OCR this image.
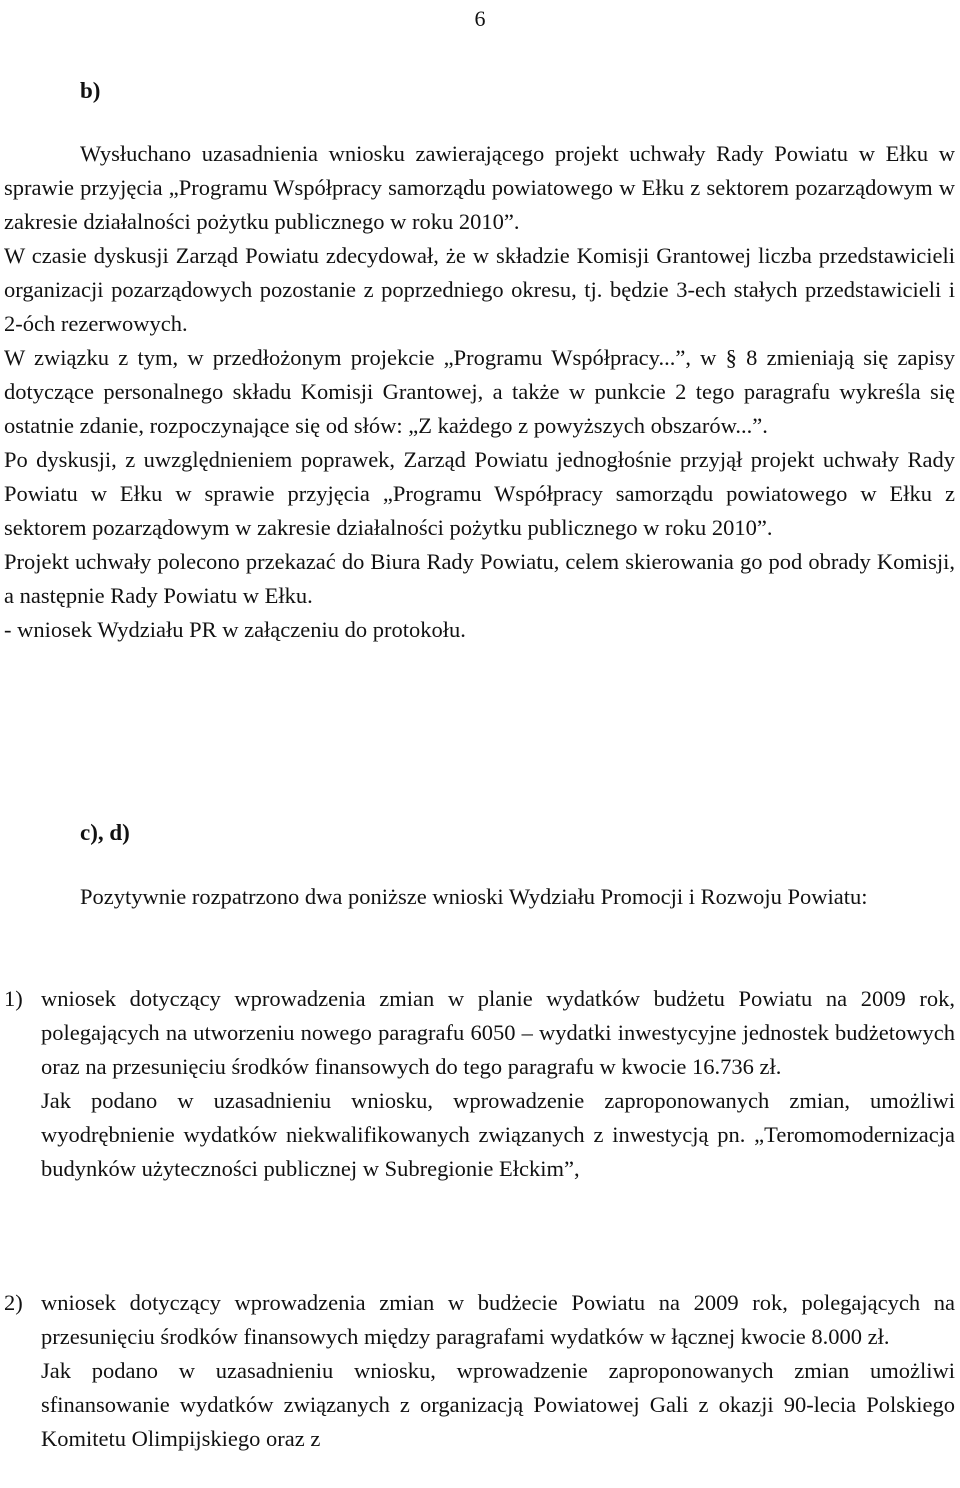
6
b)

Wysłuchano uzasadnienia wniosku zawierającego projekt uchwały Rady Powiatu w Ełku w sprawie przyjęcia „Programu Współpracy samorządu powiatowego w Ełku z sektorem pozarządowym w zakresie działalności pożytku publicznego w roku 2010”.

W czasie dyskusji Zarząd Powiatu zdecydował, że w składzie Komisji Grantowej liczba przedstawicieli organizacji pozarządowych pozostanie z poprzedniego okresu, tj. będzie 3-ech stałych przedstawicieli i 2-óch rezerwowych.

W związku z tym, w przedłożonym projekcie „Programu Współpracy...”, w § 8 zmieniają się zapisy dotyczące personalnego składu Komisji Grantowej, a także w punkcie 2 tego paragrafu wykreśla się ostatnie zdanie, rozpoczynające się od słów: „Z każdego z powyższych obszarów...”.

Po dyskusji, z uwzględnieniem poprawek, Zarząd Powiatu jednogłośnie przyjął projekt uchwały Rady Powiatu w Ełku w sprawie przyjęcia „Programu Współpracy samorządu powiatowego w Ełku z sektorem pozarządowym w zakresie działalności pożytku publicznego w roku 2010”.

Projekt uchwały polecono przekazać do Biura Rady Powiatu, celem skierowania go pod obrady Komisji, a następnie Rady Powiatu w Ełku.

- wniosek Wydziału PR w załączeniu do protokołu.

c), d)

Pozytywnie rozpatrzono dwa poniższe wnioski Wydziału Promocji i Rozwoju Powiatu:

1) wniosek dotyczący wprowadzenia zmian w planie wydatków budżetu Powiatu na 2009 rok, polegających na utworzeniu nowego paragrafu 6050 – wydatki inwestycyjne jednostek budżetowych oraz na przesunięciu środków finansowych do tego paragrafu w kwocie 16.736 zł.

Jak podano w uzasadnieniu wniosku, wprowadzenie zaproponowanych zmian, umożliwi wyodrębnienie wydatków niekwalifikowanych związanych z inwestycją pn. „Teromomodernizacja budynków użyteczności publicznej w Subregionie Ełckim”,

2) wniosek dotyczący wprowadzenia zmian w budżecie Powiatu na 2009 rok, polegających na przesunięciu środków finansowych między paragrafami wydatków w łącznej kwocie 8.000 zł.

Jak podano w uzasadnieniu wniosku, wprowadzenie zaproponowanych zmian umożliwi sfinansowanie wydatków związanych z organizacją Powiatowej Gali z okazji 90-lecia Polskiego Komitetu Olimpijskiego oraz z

━━━━━━━━

WHAT TO PRODUCE: Only lines with the string "środków" belong in your answer; copy each one.

OUTPUT BELOW:
1) wniosek dotyczący wprowadzenia zmian w planie wydatków budżetu Powiatu na 2009 rok, polegających na utworzeniu nowego paragrafu 6050 – wydatki inwestycyjne jednostek budżetowych oraz na przesunięciu środków finansowych do tego paragrafu w kwocie 16.736 zł.
2) wniosek dotyczący wprowadzenia zmian w budżecie Powiatu na 2009 rok, polegających na przesunięciu środków finansowych między paragrafami wydatków w łącznej kwocie 8.000 zł.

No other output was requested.